▸ **What you are asked to do**: Give every line of the material again, exactly as written.

#### Information supplied

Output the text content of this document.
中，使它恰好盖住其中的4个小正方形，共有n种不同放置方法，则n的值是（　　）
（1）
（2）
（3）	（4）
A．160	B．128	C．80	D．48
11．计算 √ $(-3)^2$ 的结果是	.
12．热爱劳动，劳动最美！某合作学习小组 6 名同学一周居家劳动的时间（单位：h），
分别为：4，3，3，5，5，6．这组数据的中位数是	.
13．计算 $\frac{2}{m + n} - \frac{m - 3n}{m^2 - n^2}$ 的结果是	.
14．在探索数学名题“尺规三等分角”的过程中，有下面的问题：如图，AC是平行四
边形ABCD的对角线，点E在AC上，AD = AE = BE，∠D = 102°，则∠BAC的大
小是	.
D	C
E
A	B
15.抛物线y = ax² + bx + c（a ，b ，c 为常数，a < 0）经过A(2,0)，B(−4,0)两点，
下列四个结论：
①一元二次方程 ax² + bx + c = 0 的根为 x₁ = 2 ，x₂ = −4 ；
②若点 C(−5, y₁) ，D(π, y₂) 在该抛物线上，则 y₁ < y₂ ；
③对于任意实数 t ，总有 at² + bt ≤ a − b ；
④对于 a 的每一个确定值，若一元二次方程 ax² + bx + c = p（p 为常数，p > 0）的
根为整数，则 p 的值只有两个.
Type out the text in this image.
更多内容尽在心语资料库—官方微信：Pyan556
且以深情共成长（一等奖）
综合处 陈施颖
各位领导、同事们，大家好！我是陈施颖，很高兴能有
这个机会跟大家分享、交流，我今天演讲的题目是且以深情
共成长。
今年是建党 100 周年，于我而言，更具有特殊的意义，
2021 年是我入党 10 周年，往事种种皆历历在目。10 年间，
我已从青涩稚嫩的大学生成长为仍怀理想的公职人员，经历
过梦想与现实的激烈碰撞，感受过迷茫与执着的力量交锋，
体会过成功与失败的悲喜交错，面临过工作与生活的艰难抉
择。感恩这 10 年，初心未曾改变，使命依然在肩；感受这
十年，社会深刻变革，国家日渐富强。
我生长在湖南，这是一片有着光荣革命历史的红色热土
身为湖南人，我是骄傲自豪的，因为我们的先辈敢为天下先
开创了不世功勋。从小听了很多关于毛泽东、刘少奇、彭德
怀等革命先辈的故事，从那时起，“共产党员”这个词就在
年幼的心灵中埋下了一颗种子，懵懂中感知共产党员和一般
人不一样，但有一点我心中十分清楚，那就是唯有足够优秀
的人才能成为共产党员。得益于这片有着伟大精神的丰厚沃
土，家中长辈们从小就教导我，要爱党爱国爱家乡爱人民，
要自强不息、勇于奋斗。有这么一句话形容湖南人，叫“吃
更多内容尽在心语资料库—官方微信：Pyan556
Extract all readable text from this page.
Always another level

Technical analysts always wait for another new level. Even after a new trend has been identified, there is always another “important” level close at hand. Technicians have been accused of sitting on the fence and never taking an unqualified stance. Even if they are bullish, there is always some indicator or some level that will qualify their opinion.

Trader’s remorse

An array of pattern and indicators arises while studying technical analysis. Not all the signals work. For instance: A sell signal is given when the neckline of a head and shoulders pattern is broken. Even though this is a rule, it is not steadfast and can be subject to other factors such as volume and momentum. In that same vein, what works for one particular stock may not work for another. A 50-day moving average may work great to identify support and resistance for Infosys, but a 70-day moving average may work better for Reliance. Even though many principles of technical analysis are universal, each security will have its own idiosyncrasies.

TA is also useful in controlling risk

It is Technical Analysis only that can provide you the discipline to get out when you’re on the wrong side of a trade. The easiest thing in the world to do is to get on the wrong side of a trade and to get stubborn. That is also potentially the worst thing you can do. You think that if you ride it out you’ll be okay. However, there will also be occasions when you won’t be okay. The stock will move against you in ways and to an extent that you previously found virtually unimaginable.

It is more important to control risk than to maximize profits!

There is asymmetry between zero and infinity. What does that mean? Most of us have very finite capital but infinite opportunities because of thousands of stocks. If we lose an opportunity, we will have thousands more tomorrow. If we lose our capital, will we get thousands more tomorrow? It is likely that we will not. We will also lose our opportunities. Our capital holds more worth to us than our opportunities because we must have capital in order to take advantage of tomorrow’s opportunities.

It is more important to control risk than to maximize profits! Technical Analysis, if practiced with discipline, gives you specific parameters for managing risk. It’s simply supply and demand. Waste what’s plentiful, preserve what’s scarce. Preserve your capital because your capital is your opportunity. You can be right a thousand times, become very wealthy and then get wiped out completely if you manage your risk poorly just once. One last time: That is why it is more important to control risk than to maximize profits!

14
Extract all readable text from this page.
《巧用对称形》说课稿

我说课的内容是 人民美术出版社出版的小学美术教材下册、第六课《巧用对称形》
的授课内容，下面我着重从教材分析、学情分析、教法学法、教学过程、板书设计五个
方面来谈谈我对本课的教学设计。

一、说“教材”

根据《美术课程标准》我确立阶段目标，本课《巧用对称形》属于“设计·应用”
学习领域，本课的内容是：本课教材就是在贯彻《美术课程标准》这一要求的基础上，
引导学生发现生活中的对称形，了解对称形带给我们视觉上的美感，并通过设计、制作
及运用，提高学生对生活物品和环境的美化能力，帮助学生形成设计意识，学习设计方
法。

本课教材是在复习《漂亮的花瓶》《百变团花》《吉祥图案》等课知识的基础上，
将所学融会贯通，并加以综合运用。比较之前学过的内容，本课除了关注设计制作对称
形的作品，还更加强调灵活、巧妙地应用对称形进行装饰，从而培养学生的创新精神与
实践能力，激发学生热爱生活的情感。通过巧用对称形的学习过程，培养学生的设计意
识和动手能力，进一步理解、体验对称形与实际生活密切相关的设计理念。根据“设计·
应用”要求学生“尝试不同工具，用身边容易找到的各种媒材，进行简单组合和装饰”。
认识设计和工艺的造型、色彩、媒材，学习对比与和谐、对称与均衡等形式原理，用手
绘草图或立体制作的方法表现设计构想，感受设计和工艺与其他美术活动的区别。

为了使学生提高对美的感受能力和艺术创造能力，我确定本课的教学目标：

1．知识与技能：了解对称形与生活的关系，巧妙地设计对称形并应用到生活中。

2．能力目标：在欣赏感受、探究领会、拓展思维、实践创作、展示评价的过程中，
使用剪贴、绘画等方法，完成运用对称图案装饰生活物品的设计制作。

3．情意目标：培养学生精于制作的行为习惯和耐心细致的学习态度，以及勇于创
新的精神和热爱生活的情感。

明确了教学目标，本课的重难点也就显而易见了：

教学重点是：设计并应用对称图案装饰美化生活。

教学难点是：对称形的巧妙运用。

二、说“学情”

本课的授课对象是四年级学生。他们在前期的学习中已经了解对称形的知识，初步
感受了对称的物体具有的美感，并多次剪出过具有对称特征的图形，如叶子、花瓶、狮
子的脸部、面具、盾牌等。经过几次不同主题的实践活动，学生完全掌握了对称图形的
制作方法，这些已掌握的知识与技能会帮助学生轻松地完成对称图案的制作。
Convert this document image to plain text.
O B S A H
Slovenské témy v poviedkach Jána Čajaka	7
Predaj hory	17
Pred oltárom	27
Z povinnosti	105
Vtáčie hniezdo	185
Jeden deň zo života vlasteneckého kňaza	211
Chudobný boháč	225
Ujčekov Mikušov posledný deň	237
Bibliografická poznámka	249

########

▸ **Expected answer**:
Output the text content of this document.
中，使它恰好盖住其中的4个小正方形，共有n种不同放置方法，则n的值是（　　）
（1）
（2）
（3）	（4）
A．160	B．128	C．80	D．48
11．计算 √ $(-3)^2$ 的结果是	.
12．热爱劳动，劳动最美！某合作学习小组 6 名同学一周居家劳动的时间（单位：h），
分别为：4，3，3，5，5，6．这组数据的中位数是	.
13．计算 $\frac{2}{m + n} - \frac{m - 3n}{m^2 - n^2}$ 的结果是	.
14．在探索数学名题“尺规三等分角”的过程中，有下面的问题：如图，AC是平行四
边形ABCD的对角线，点E在AC上，AD = AE = BE，∠D = 102°，则∠BAC的大
小是	.
D	C
E
A	B
15.抛物线y = ax² + bx + c（a ，b ，c 为常数，a < 0）经过A(2,0)，B(−4,0)两点，
下列四个结论：
①一元二次方程 ax² + bx + c = 0 的根为 x₁ = 2 ，x₂ = −4 ；
②若点 C(−5, y₁) ，D(π, y₂) 在该抛物线上，则 y₁ < y₂ ；
③对于任意实数 t ，总有 at² + bt ≤ a − b ；
④对于 a 的每一个确定值，若一元二次方程 ax² + bx + c = p（p 为常数，p > 0）的
根为整数，则 p 的值只有两个.
Type out the text in this image.
更多内容尽在心语资料库—官方微信：Pyan556
且以深情共成长（一等奖）
综合处 陈施颖
各位领导、同事们，大家好！我是陈施颖，很高兴能有
这个机会跟大家分享、交流，我今天演讲的题目是且以深情
共成长。
今年是建党 100 周年，于我而言，更具有特殊的意义，
2021 年是我入党 10 周年，往事种种皆历历在目。10 年间，
我已从青涩稚嫩的大学生成长为仍怀理想的公职人员，经历
过梦想与现实的激烈碰撞，感受过迷茫与执着的力量交锋，
体会过成功与失败的悲喜交错，面临过工作与生活的艰难抉
择。感恩这 10 年，初心未曾改变，使命依然在肩；感受这
十年，社会深刻变革，国家日渐富强。
我生长在湖南，这是一片有着光荣革命历史的红色热土
身为湖南人，我是骄傲自豪的，因为我们的先辈敢为天下先
开创了不世功勋。从小听了很多关于毛泽东、刘少奇、彭德
怀等革命先辈的故事，从那时起，“共产党员”这个词就在
年幼的心灵中埋下了一颗种子，懵懂中感知共产党员和一般
人不一样，但有一点我心中十分清楚，那就是唯有足够优秀
的人才能成为共产党员。得益于这片有着伟大精神的丰厚沃
土，家中长辈们从小就教导我，要爱党爱国爱家乡爱人民，
要自强不息、勇于奋斗。有这么一句话形容湖南人，叫“吃
更多内容尽在心语资料库—官方微信：Pyan556
Extract all readable text from this page.
Always another level

Technical analysts always wait for another new level. Even after a new trend has been identified, there is always another “important” level close at hand. Technicians have been accused of sitting on the fence and never taking an unqualified stance. Even if they are bullish, there is always some indicator or some level that will qualify their opinion.

Trader’s remorse

An array of pattern and indicators arises while studying technical analysis. Not all the signals work. For instance: A sell signal is given when the neckline of a head and shoulders pattern is broken. Even though this is a rule, it is not steadfast and can be subject to other factors such as volume and momentum. In that same vein, what works for one particular stock may not work for another. A 50-day moving average may work great to identify support and resistance for Infosys, but a 70-day moving average may work better for Reliance. Even though many principles of technical analysis are universal, each security will have its own idiosyncrasies.

TA is also useful in controlling risk

It is Technical Analysis only that can provide you the discipline to get out when you’re on the wrong side of a trade. The easiest thing in the world to do is to get on the wrong side of a trade and to get stubborn. That is also potentially the worst thing you can do. You think that if you ride it out you’ll be okay. However, there will also be occasions when you won’t be okay. The stock will move against you in ways and to an extent that you previously found virtually unimaginable.

It is more important to control risk than to maximize profits!

There is asymmetry between zero and infinity. What does that mean? Most of us have very finite capital but infinite opportunities because of thousands of stocks. If we lose an opportunity, we will have thousands more tomorrow. If we lose our capital, will we get thousands more tomorrow? It is likely that we will not. We will also lose our opportunities. Our capital holds more worth to us than our opportunities because we must have capital in order to take advantage of tomorrow’s opportunities.

It is more important to control risk than to maximize profits! Technical Analysis, if practiced with discipline, gives you specific parameters for managing risk. It’s simply supply and demand. Waste what’s plentiful, preserve what’s scarce. Preserve your capital because your capital is your opportunity. You can be right a thousand times, become very wealthy and then get wiped out completely if you manage your risk poorly just once. One last time: That is why it is more important to control risk than to maximize profits!

14
Extract all readable text from this page.
《巧用对称形》说课稿

我说课的内容是 人民美术出版社出版的小学美术教材下册、第六课《巧用对称形》
的授课内容，下面我着重从教材分析、学情分析、教法学法、教学过程、板书设计五个
方面来谈谈我对本课的教学设计。

一、说“教材”

根据《美术课程标准》我确立阶段目标，本课《巧用对称形》属于“设计·应用”
学习领域，本课的内容是：本课教材就是在贯彻《美术课程标准》这一要求的基础上，
引导学生发现生活中的对称形，了解对称形带给我们视觉上的美感，并通过设计、制作
及运用，提高学生对生活物品和环境的美化能力，帮助学生形成设计意识，学习设计方
法。

本课教材是在复习《漂亮的花瓶》《百变团花》《吉祥图案》等课知识的基础上，
将所学融会贯通，并加以综合运用。比较之前学过的内容，本课除了关注设计制作对称
形的作品，还更加强调灵活、巧妙地应用对称形进行装饰，从而培养学生的创新精神与
实践能力，激发学生热爱生活的情感。通过巧用对称形的学习过程，培养学生的设计意
识和动手能力，进一步理解、体验对称形与实际生活密切相关的设计理念。根据“设计·
应用”要求学生“尝试不同工具，用身边容易找到的各种媒材，进行简单组合和装饰”。
认识设计和工艺的造型、色彩、媒材，学习对比与和谐、对称与均衡等形式原理，用手
绘草图或立体制作的方法表现设计构想，感受设计和工艺与其他美术活动的区别。

为了使学生提高对美的感受能力和艺术创造能力，我确定本课的教学目标：

1．知识与技能：了解对称形与生活的关系，巧妙地设计对称形并应用到生活中。

2．能力目标：在欣赏感受、探究领会、拓展思维、实践创作、展示评价的过程中，
使用剪贴、绘画等方法，完成运用对称图案装饰生活物品的设计制作。

3．情意目标：培养学生精于制作的行为习惯和耐心细致的学习态度，以及勇于创
新的精神和热爱生活的情感。

明确了教学目标，本课的重难点也就显而易见了：

教学重点是：设计并应用对称图案装饰美化生活。

教学难点是：对称形的巧妙运用。

二、说“学情”

本课的授课对象是四年级学生。他们在前期的学习中已经了解对称形的知识，初步
感受了对称的物体具有的美感，并多次剪出过具有对称特征的图形，如叶子、花瓶、狮
子的脸部、面具、盾牌等。经过几次不同主题的实践活动，学生完全掌握了对称图形的
制作方法，这些已掌握的知识与技能会帮助学生轻松地完成对称图案的制作。
Convert this document image to plain text.
O B S A H
Slovenské témy v poviedkach Jána Čajaka	7
Predaj hory	17
Pred oltárom	27
Z povinnosti	105
Vtáčie hniezdo	185
Jeden deň zo života vlasteneckého kňaza	211
Chudobný boháč	225
Ujčekov Mikušov posledný deň	237
Bibliografická poznámka	249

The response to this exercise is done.